* [Given information]:
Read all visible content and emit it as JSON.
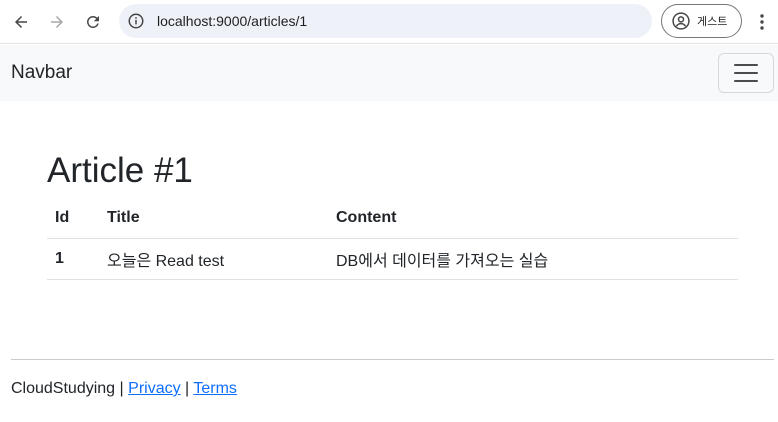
{
  "browser": {
    "url": "localhost:9000/articles/1",
    "profile_label": "게스트"
  },
  "navbar": {
    "brand": "Navbar"
  },
  "main": {
    "heading": "Article #1",
    "table": {
      "headers": [
        "Id",
        "Title",
        "Content"
      ],
      "rows": [
        [
          "1",
          "오늘은 Read test",
          "DB에서 데이터를 가져오는 실습"
        ]
      ]
    }
  },
  "footer": {
    "brand": "CloudStudying",
    "separator": "|",
    "links": [
      "Privacy",
      "Terms"
    ]
  },
  "colors": {
    "link": "#0d6efd",
    "navbar_bg": "#f8f9fa",
    "omnibox_bg": "#eef1f8"
  }
}
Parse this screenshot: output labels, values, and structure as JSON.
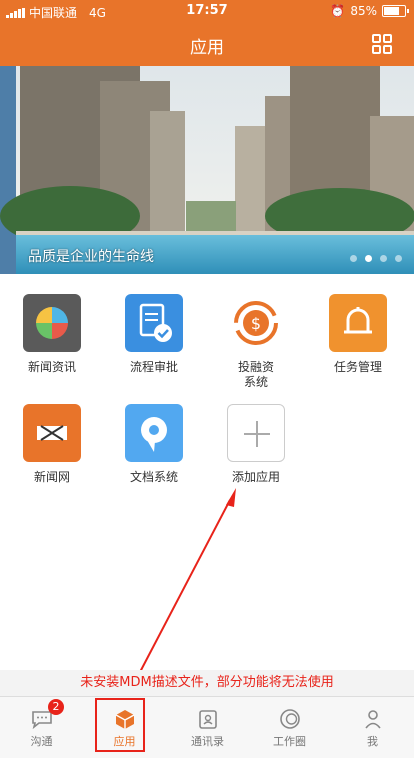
{
  "status_bar": {
    "carrier": "中国联通",
    "network": "4G",
    "time": "17:57",
    "battery": "85%",
    "battery_level": 0.85
  },
  "header": {
    "title": "应用"
  },
  "banner": {
    "caption": "品质是企业的生命线",
    "page_count": 4,
    "active_page": 2
  },
  "apps": [
    {
      "label": "新闻资讯",
      "icon": "news-info-icon",
      "color": "#5a5a5a"
    },
    {
      "label": "流程审批",
      "icon": "approval-flow-icon",
      "color": "#3a8fe0"
    },
    {
      "label": "投融资\n系统",
      "icon": "investment-icon",
      "color": "#e8742a"
    },
    {
      "label": "任务管理",
      "icon": "task-bell-icon",
      "color": "#f0922e"
    },
    {
      "label": "新闻网",
      "icon": "news-net-icon",
      "color": "#e8742a"
    },
    {
      "label": "文档系统",
      "icon": "document-system-icon",
      "color": "#52a8f0"
    },
    {
      "label": "添加应用",
      "icon": "add-app-icon",
      "color": "#ffffff"
    }
  ],
  "warning": "未安装MDM描述文件，部分功能将无法使用",
  "tabs": [
    {
      "label": "沟通",
      "icon": "chat-icon",
      "badge": "2"
    },
    {
      "label": "应用",
      "icon": "apps-box-icon",
      "active": true
    },
    {
      "label": "通讯录",
      "icon": "contacts-icon"
    },
    {
      "label": "工作圈",
      "icon": "work-circle-icon"
    },
    {
      "label": "我",
      "icon": "profile-icon"
    }
  ],
  "colors": {
    "brand": "#e8742a",
    "alert": "#e8231a"
  }
}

* [Task directions]:
Locate the word "Read" in the records and collect each line it appears in.

* [Problem solution]:
Read all visible content and emit it as JSON.
          "오늘은 Read test",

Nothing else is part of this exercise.